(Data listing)

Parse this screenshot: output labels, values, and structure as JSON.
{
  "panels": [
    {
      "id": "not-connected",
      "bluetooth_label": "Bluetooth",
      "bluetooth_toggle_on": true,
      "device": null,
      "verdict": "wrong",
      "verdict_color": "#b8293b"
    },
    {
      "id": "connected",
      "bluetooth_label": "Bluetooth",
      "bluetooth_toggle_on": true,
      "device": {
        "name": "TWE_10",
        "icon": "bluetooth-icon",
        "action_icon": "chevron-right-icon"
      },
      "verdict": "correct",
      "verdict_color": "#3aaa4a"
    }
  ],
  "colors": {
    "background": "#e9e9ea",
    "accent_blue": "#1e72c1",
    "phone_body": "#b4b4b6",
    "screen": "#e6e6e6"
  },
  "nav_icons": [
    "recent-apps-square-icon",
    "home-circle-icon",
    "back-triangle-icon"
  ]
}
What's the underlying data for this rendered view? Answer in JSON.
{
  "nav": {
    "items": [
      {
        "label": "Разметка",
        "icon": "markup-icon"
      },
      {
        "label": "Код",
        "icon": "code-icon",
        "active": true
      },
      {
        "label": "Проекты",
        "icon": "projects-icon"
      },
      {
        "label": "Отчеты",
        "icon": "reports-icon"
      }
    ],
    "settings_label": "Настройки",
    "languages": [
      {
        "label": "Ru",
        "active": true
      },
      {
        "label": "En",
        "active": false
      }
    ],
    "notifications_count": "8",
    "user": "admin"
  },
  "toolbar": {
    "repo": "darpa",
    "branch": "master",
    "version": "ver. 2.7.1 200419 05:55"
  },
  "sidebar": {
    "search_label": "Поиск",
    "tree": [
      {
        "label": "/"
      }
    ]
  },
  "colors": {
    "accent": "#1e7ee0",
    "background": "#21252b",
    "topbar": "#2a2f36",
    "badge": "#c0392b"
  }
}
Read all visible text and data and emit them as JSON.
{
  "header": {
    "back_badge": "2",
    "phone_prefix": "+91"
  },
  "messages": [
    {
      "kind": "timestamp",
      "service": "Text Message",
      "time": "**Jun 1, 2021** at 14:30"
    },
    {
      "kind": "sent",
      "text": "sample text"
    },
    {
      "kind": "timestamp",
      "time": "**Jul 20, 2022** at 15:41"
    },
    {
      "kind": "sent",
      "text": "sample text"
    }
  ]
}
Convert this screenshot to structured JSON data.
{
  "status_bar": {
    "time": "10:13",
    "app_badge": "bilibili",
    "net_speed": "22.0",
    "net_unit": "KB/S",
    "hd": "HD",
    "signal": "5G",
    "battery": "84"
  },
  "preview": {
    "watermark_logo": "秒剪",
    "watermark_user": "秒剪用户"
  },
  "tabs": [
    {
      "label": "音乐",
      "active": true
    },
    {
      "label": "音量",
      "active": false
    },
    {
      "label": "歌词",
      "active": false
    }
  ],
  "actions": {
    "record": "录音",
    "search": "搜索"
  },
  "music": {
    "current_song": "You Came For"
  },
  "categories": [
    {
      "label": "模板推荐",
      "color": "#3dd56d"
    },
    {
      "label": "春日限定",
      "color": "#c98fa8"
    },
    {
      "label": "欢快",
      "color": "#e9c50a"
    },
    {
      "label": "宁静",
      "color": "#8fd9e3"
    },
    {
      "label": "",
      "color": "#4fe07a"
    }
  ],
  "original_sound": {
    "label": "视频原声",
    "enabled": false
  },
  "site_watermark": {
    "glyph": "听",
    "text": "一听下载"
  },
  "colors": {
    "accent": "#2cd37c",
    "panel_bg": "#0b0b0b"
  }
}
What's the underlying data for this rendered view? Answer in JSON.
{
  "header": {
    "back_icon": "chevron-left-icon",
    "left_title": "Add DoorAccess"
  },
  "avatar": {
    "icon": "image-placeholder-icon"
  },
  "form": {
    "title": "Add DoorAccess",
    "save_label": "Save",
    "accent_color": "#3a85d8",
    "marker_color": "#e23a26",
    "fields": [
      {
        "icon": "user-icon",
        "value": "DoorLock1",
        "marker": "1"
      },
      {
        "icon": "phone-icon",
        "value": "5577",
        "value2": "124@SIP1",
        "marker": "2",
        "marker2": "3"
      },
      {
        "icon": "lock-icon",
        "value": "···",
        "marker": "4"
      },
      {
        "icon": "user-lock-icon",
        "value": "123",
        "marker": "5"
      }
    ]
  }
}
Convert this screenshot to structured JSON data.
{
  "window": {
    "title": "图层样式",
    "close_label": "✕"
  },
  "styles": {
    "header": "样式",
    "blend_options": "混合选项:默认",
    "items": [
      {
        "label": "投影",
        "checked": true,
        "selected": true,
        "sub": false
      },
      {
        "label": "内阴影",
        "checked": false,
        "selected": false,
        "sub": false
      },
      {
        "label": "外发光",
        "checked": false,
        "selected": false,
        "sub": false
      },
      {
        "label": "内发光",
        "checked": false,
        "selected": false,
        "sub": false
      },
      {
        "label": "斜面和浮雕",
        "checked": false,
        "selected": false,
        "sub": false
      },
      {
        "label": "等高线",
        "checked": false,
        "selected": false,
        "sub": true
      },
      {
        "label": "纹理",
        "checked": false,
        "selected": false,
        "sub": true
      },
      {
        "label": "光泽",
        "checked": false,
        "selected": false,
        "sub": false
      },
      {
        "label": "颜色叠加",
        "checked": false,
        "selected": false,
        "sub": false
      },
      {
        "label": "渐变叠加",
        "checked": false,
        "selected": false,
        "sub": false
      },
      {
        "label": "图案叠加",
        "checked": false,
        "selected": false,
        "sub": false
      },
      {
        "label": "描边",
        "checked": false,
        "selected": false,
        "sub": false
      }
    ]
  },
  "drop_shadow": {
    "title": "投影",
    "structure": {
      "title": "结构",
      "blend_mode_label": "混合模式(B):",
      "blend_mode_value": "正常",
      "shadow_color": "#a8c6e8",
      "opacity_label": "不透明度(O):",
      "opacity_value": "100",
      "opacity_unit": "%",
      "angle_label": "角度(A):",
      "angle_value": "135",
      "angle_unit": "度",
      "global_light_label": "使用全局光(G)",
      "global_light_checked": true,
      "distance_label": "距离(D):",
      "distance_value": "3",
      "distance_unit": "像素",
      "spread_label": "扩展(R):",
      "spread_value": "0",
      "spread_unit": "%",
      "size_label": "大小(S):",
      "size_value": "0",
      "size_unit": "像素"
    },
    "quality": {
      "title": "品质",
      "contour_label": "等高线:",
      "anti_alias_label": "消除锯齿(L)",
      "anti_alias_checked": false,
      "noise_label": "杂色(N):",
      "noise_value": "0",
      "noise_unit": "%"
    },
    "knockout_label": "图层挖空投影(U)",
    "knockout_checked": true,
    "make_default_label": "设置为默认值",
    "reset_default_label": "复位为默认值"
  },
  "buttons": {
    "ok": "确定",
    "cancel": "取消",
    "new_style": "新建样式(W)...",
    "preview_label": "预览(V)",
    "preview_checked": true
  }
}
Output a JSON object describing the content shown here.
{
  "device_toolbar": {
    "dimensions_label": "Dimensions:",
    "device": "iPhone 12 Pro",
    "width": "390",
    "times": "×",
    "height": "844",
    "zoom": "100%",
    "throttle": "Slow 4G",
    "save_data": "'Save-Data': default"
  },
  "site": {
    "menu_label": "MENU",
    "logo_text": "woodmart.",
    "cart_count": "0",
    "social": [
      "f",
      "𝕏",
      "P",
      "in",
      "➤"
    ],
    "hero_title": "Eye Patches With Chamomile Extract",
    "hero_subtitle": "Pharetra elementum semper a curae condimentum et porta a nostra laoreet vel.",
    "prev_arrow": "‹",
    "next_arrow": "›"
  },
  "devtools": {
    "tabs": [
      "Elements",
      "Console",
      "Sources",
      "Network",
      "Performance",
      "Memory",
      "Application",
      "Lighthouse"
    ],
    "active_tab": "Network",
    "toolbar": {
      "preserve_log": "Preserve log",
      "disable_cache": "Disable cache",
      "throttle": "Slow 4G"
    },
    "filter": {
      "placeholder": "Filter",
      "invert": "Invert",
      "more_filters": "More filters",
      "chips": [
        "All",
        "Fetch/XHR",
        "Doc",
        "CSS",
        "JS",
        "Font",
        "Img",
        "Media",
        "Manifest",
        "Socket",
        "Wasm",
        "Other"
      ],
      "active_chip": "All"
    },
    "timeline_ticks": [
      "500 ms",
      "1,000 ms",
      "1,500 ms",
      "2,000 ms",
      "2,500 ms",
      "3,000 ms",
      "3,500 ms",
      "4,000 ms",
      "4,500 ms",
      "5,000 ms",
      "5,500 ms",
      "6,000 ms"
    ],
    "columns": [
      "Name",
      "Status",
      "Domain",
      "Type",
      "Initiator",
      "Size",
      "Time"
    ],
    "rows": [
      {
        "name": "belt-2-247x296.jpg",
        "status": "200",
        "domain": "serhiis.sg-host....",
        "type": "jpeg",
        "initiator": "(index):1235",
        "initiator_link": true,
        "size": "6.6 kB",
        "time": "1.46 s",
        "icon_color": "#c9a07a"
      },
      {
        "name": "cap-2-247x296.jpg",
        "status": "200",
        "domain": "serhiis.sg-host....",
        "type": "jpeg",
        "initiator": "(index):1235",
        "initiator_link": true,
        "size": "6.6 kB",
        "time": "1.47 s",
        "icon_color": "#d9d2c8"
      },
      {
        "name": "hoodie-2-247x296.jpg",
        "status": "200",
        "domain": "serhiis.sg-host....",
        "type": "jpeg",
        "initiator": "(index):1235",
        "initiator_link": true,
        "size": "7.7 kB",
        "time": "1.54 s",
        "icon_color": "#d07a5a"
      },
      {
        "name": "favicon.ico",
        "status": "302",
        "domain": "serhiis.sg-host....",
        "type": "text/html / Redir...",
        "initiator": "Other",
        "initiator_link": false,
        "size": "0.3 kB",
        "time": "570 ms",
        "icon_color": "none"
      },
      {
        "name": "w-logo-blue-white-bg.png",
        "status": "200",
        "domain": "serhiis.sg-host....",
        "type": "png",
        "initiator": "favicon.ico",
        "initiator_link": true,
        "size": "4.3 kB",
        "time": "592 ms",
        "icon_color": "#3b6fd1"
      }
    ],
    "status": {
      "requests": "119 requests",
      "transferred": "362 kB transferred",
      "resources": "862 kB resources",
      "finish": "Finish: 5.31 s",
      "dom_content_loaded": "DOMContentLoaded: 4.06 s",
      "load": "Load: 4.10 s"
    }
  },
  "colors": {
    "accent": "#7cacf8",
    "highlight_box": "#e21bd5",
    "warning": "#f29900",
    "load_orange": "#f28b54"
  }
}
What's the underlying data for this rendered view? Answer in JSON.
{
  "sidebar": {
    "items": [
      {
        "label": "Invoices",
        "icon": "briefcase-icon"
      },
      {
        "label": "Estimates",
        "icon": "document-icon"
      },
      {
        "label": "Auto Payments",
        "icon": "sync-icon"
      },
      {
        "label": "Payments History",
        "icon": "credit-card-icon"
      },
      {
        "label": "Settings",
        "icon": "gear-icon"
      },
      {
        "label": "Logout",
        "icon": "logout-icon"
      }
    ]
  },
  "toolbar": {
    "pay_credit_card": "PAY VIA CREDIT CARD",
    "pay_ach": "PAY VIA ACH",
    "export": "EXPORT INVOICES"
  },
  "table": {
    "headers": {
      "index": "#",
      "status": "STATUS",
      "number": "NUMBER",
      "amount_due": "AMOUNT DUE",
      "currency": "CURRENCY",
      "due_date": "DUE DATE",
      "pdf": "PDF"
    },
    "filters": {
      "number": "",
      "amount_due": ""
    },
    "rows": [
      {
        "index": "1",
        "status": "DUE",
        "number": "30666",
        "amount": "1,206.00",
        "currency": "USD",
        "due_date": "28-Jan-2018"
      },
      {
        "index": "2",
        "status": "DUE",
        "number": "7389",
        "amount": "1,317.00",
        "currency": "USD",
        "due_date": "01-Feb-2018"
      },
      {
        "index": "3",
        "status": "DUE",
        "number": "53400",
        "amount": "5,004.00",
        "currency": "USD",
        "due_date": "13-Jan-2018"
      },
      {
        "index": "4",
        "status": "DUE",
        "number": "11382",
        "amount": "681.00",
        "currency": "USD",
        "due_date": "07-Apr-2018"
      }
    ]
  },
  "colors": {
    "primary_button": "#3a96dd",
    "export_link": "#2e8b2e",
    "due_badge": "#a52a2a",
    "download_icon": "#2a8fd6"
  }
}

> Task to complete
In the entries above, find each line with the word "DoorAccess" and show it.

> Task output
    "left_title": "Add DoorAccess"
    "title": "Add DoorAccess",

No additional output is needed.